* Brief *
Give the data again exactly, without its images.
Start of Entries provided
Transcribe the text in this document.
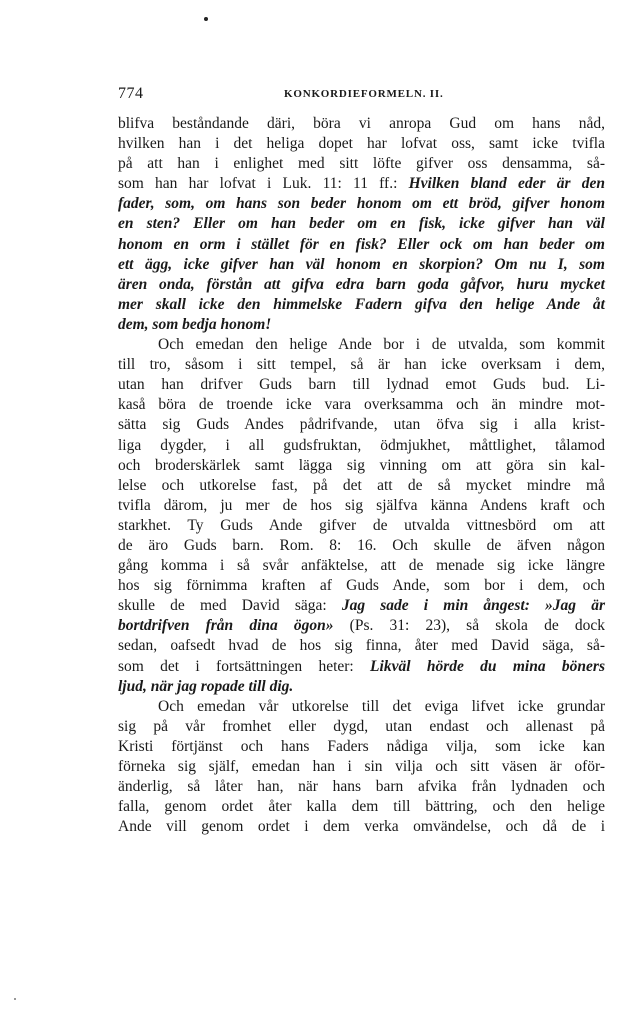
774	KONKORDIEFORMELN. II.
blifva beståndande däri, böra vi anropa Gud om hans nåd,
hvilken han i det heliga dopet har lofvat oss, samt icke tvifla
på att han i enlighet med sitt löfte gifver oss densamma, så-
som han har lofvat i Luk. 11: 11 ff.: Hvilken bland eder är den
fader, som, om hans son beder honom om ett bröd, gifver honom
en sten? Eller om han beder om en fisk, icke gifver han väl
honom en orm i stället för en fisk? Eller ock om han beder om
ett ägg, icke gifver han väl honom en skorpion? Om nu I, som
ären onda, förstån att gifva edra barn goda gåfvor, huru mycket
mer skall icke den himmelske Fadern gifva den helige Ande åt
dem, som bedja honom!
Och emedan den helige Ande bor i de utvalda, som kommit
till tro, såsom i sitt tempel, så är han icke overksam i dem,
utan han drifver Guds barn till lydnad emot Guds bud. Li-
kaså böra de troende icke vara overksamma och än mindre mot-
sätta sig Guds Andes pådrifvande, utan öfva sig i alla krist-
liga dygder, i all gudsfruktan, ödmjukhet, måttlighet, tålamod
och broderskärlek samt lägga sig vinning om att göra sin kal-
lelse och utkorelse fast, på det att de så mycket mindre må
tvifla därom, ju mer de hos sig själfva känna Andens kraft och
starkhet. Ty Guds Ande gifver de utvalda vittnesbörd om att
de äro Guds barn. Rom. 8: 16. Och skulle de äfven någon
gång komma i så svår anfäktelse, att de menade sig icke längre
hos sig förnimma kraften af Guds Ande, som bor i dem, och
skulle de med David säga: Jag sade i min ångest: »Jag är
bortdrifven från dina ögon» (Ps. 31: 23), så skola de dock
sedan, oafsedt hvad de hos sig finna, åter med David säga, så-
som det i fortsättningen heter: Likväl hörde du mina böners
ljud, när jag ropade till dig.
Och emedan vår utkorelse till det eviga lifvet icke grundar
sig på vår fromhet eller dygd, utan endast och allenast på
Kristi förtjänst och hans Faders nådiga vilja, som icke kan
förneka sig själf, emedan han i sin vilja och sitt väsen är oför-
änderlig, så låter han, när hans barn afvika från lydnaden och
falla, genom ordet åter kalla dem till bättring, och den helige
Ande vill genom ordet i dem verka omvändelse, och då de i
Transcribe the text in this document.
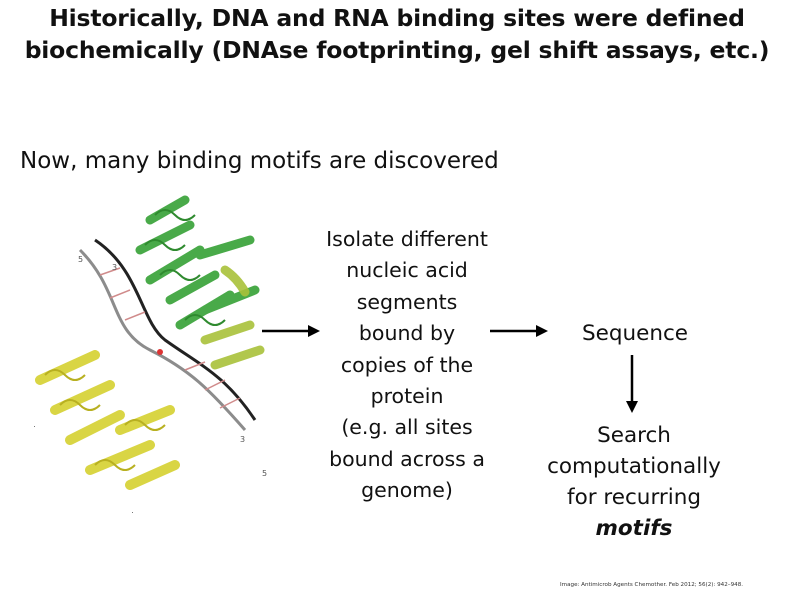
Historically, DNA and RNA binding sites were defined
biochemically (DNAse footprinting, gel shift assays, etc.)
Now, many binding motifs are discovered
5
3
3
5
Isolate different
nucleic acid
segments
bound by
copies of the
protein
(e.g. all sites
bound across a
genome)
Sequence
Search
computationally
for recurring
motifs
Image: Antimicrob Agents Chemother. Feb 2012; 56(2): 942–948.
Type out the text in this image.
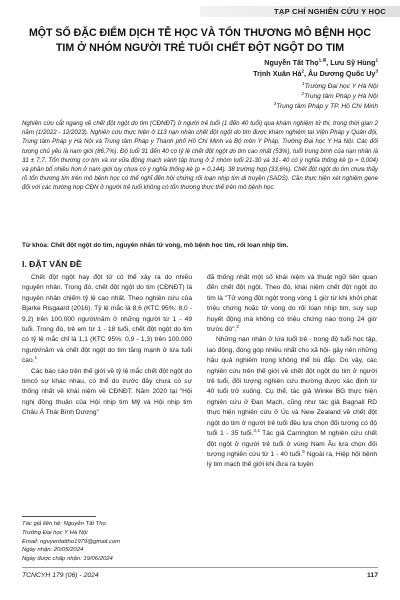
TẠP CHÍ NGHIÊN CỨU Y HỌC
MỘT SỐ ĐẶC ĐIỂM DỊCH TỄ HỌC VÀ TỔN THƯƠNG MÔ BỆNH HỌC TIM Ở NHÓM NGƯỜI TRẺ TUỔI CHẾT ĐỘT NGỘT DO TIM
Nguyễn Tất Thọ$^{1,⊠}$, Lưu Sỹ Hùng$^1$
Trịnh Xuân $Hà^2$, Âu Dương Quốc Uy$^3$
$^1$Trường Đại học Y Hà Nội
$^2$Trung tâm Pháp y Hà Nội
$^3$Trung tâm Pháp y TP. Hồ Chí Minh
Nghiên cứu cắt ngang về chết đột ngột do tim (CĐNĐT) ở người trẻ tuổi (1 đến 40 tuổi) qua khám nghiệm tử thi, trong thời gian 2 năm (1/2022 - 12/2023). Nghiên cứu thực hiện ở 113 nạn nhân chết đột ngột do tim được khám nghiệm tại Viện Pháp y Quân đội, Trung tâm Pháp y Hà Nội và Trung tâm Pháp y Thành phố Hồ Chí Minh và Bộ môn Y Pháp, Trường Đại học Y Hà Nội. Các đối tượng chủ yếu là nam giới (86,7%). Độ tuổi 31 đến 40 có tỷ lệ chết đột ngột do tim cao nhất (53%), tuổi trung bình của nạn nhân là 31 ± 7,7. Tổn thương cơ tim và xơ vữa động mạch vành tập trung ở 2 nhóm tuổi 21-30 và 31- 40 có ý nghĩa thống kê (p = 0,004) và phần bổ nhiều hơn ở nam giới tuy chưa có ý nghĩa thống kê (p = 0,144). 38 trường hợp (33,6%). Chết đột ngột do tim chưa thấy rõ tổn thương tim trên mô bệnh học có thể nghĩ đến hội chứng rối loạn nhịp tim di truyền (SADS). Cần thực hiện xét nghiệm gene đối với các trường hợp CĐN ở người trẻ tuổi không có tổn thương thực thể trên mô bệnh học.
Từ khóa: Chết đột ngột do tim, nguyên nhân tử vong, mô bệnh học tim, rối loạn nhịp tim.
I. ĐẶT VẤN ĐỀ

Chết đột ngột hay đột tử có thể xảy ra do nhiều nguyên nhân. Trong đó, chết đột ngột do tim (CĐNĐT) là nguyên nhân chiếm tỷ lệ cao nhất. Theo nghiên cứu của Bjarke Risgaard (2016). Tỷ lệ mắc là 8,6 (KTC 95%: 8,0 - 9,2) trên 100.000 người/năm ở những người từ 1 - 49 tuổi. Trong đó, trẻ em từ 1 - 18 tuổi, chết đột ngột do tim có tỷ lệ mắc chỉ là 1,1 (KTC 95%: 0,9 - 1,3) trên 100.000 người/năm và chết đột ngột do tim tăng mạnh ở lứa tuổi cao.$^1$

Các báo cáo trên thế giới về tỷ lệ mắc chết đột ngột do timcó sự khác nhau, có thể do trước đây chưa có sự thống nhất về khái niệm về CĐNĐT. Năm 2020 tại "Hội nghị đồng thuận của Hội nhịp tim Mỹ và Hội nhịp tim Châu Á Thái Bình Dương"

đã thống nhất một số khái niệm và thuật ngữ liên quan đến chết đột ngột. Theo đó, khái niệm chết đột ngột do tim là "Tử vong đột ngột trong vòng 1 giờ từ khi khởi phát triệu chứng hoặc tử vong do rối loạn nhịp tim, suy sụp huyết động mà không có triệu chứng nào trong 24 giờ trước đó".$^2$

Những nạn nhân ở lứa tuổi trẻ - trong độ tuổi học tập, lao động, đóng góp nhiều nhất cho xã hội- gây nên những hậu quả nghiêm trọng không thể bù đắp. Do vậy, các nghiên cứu trên thế giới về chết đột ngột do tim ở người trẻ tuổi, đối tượng nghiên cứu thường được xác định từ 40 tuổi trở xuống. Cụ thể, tác giả Winke BG thực hiện nghiên cứu ở Đan Mạch, cũng như tác giả Bagnall RD thực hiện nghiên cứu ở Úc và New Zealand về chết đột ngột do tim ở người trẻ tuổi đều lựa chọn đối tượng có độ tuổi 1 - 35 tuổi.$^{3,4}$ Tác giả Carrington M nghiên cứu chết đột ngột ở người trẻ tuổi ở vùng Nam Âu lựa chọn đối tượng nghiên cứu từ 1 - 40 tuổi.$^5$ Ngoài ra, Hiệp hội bệnh lý tim mạch thế giới khi đưa ra tuyên

Tác giả liên hệ: Nguyễn Tất Thọ
Trường Đại học Y Hà Nội
Email: nguyentattho1979@gmail.com
Ngày nhận: 20/05/2024
Ngày được chấp nhận: 19/06/2024
TCNCYH 179 (06) - 2024	117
End of Entries provided
* Response to the exercise *
Transcribe the text in this document.
774	KONKORDIEFORMELN. II.
blifva beståndande däri, böra vi anropa Gud om hans nåd,
hvilken han i det heliga dopet har lofvat oss, samt icke tvifla
på att han i enlighet med sitt löfte gifver oss densamma, så-
som han har lofvat i Luk. 11: 11 ff.: Hvilken bland eder är den
fader, som, om hans son beder honom om ett bröd, gifver honom
en sten? Eller om han beder om en fisk, icke gifver han väl
honom en orm i stället för en fisk? Eller ock om han beder om
ett ägg, icke gifver han väl honom en skorpion? Om nu I, som
ären onda, förstån att gifva edra barn goda gåfvor, huru mycket
mer skall icke den himmelske Fadern gifva den helige Ande åt
dem, som bedja honom!
Och emedan den helige Ande bor i de utvalda, som kommit
till tro, såsom i sitt tempel, så är han icke overksam i dem,
utan han drifver Guds barn till lydnad emot Guds bud. Li-
kaså böra de troende icke vara overksamma och än mindre mot-
sätta sig Guds Andes pådrifvande, utan öfva sig i alla krist-
liga dygder, i all gudsfruktan, ödmjukhet, måttlighet, tålamod
och broderskärlek samt lägga sig vinning om att göra sin kal-
lelse och utkorelse fast, på det att de så mycket mindre må
tvifla därom, ju mer de hos sig själfva känna Andens kraft och
starkhet. Ty Guds Ande gifver de utvalda vittnesbörd om att
de äro Guds barn. Rom. 8: 16. Och skulle de äfven någon
gång komma i så svår anfäktelse, att de menade sig icke längre
hos sig förnimma kraften af Guds Ande, som bor i dem, och
skulle de med David säga: Jag sade i min ångest: »Jag är
bortdrifven från dina ögon» (Ps. 31: 23), så skola de dock
sedan, oafsedt hvad de hos sig finna, åter med David säga, så-
som det i fortsättningen heter: Likväl hörde du mina böners
ljud, när jag ropade till dig.
Och emedan vår utkorelse till det eviga lifvet icke grundar
sig på vår fromhet eller dygd, utan endast och allenast på
Kristi förtjänst och hans Faders nådiga vilja, som icke kan
förneka sig själf, emedan han i sin vilja och sitt väsen är oför-
änderlig, så låter han, när hans barn afvika från lydnaden och
falla, genom ordet åter kalla dem till bättring, och den helige
Ande vill genom ordet i dem verka omvändelse, och då de i
Transcribe the text in this document.
Historically, DNA and RNA binding sites were defined
biochemically (DNAse footprinting, gel shift assays, etc.)
Now, many binding motifs are discovered
5
3
3
5
Isolate different
nucleic acid
segments
bound by
copies of the
protein
(e.g. all sites
bound across a
genome)
Sequence
Search
computationally
for recurring
motifs
Image: Antimicrob Agents Chemother. Feb 2012; 56(2): 942–948.
Type out the text in this image.
TẠP CHÍ NGHIÊN CỨU Y HỌC
MỘT SỐ ĐẶC ĐIỂM DỊCH TỄ HỌC VÀ TỔN THƯƠNG MÔ BỆNH HỌC TIM Ở NHÓM NGƯỜI TRẺ TUỔI CHẾT ĐỘT NGỘT DO TIM
Nguyễn Tất Thọ$^{1,⊠}$, Lưu Sỹ Hùng$^1$
Trịnh Xuân $Hà^2$, Âu Dương Quốc Uy$^3$
$^1$Trường Đại học Y Hà Nội
$^2$Trung tâm Pháp y Hà Nội
$^3$Trung tâm Pháp y TP. Hồ Chí Minh
Nghiên cứu cắt ngang về chết đột ngột do tim (CĐNĐT) ở người trẻ tuổi (1 đến 40 tuổi) qua khám nghiệm tử thi, trong thời gian 2 năm (1/2022 - 12/2023). Nghiên cứu thực hiện ở 113 nạn nhân chết đột ngột do tim được khám nghiệm tại Viện Pháp y Quân đội, Trung tâm Pháp y Hà Nội và Trung tâm Pháp y Thành phố Hồ Chí Minh và Bộ môn Y Pháp, Trường Đại học Y Hà Nội. Các đối tượng chủ yếu là nam giới (86,7%). Độ tuổi 31 đến 40 có tỷ lệ chết đột ngột do tim cao nhất (53%), tuổi trung bình của nạn nhân là 31 ± 7,7. Tổn thương cơ tim và xơ vữa động mạch vành tập trung ở 2 nhóm tuổi 21-30 và 31- 40 có ý nghĩa thống kê (p = 0,004) và phần bổ nhiều hơn ở nam giới tuy chưa có ý nghĩa thống kê (p = 0,144). 38 trường hợp (33,6%). Chết đột ngột do tim chưa thấy rõ tổn thương tim trên mô bệnh học có thể nghĩ đến hội chứng rối loạn nhịp tim di truyền (SADS). Cần thực hiện xét nghiệm gene đối với các trường hợp CĐN ở người trẻ tuổi không có tổn thương thực thể trên mô bệnh học.
Từ khóa: Chết đột ngột do tim, nguyên nhân tử vong, mô bệnh học tim, rối loạn nhịp tim.
I. ĐẶT VẤN ĐỀ

Chết đột ngột hay đột tử có thể xảy ra do nhiều nguyên nhân. Trong đó, chết đột ngột do tim (CĐNĐT) là nguyên nhân chiếm tỷ lệ cao nhất. Theo nghiên cứu của Bjarke Risgaard (2016). Tỷ lệ mắc là 8,6 (KTC 95%: 8,0 - 9,2) trên 100.000 người/năm ở những người từ 1 - 49 tuổi. Trong đó, trẻ em từ 1 - 18 tuổi, chết đột ngột do tim có tỷ lệ mắc chỉ là 1,1 (KTC 95%: 0,9 - 1,3) trên 100.000 người/năm và chết đột ngột do tim tăng mạnh ở lứa tuổi cao.$^1$

Các báo cáo trên thế giới về tỷ lệ mắc chết đột ngột do timcó sự khác nhau, có thể do trước đây chưa có sự thống nhất về khái niệm về CĐNĐT. Năm 2020 tại "Hội nghị đồng thuận của Hội nhịp tim Mỹ và Hội nhịp tim Châu Á Thái Bình Dương"

đã thống nhất một số khái niệm và thuật ngữ liên quan đến chết đột ngột. Theo đó, khái niệm chết đột ngột do tim là "Tử vong đột ngột trong vòng 1 giờ từ khi khởi phát triệu chứng hoặc tử vong do rối loạn nhịp tim, suy sụp huyết động mà không có triệu chứng nào trong 24 giờ trước đó".$^2$

Những nạn nhân ở lứa tuổi trẻ - trong độ tuổi học tập, lao động, đóng góp nhiều nhất cho xã hội- gây nên những hậu quả nghiêm trọng không thể bù đắp. Do vậy, các nghiên cứu trên thế giới về chết đột ngột do tim ở người trẻ tuổi, đối tượng nghiên cứu thường được xác định từ 40 tuổi trở xuống. Cụ thể, tác giả Winke BG thực hiện nghiên cứu ở Đan Mạch, cũng như tác giả Bagnall RD thực hiện nghiên cứu ở Úc và New Zealand về chết đột ngột do tim ở người trẻ tuổi đều lựa chọn đối tượng có độ tuổi 1 - 35 tuổi.$^{3,4}$ Tác giả Carrington M nghiên cứu chết đột ngột ở người trẻ tuổi ở vùng Nam Âu lựa chọn đối tượng nghiên cứu từ 1 - 40 tuổi.$^5$ Ngoài ra, Hiệp hội bệnh lý tim mạch thế giới khi đưa ra tuyên

Tác giả liên hệ: Nguyễn Tất Thọ
Trường Đại học Y Hà Nội
Email: nguyentattho1979@gmail.com
Ngày nhận: 20/05/2024
Ngày được chấp nhận: 19/06/2024
TCNCYH 179 (06) - 2024	117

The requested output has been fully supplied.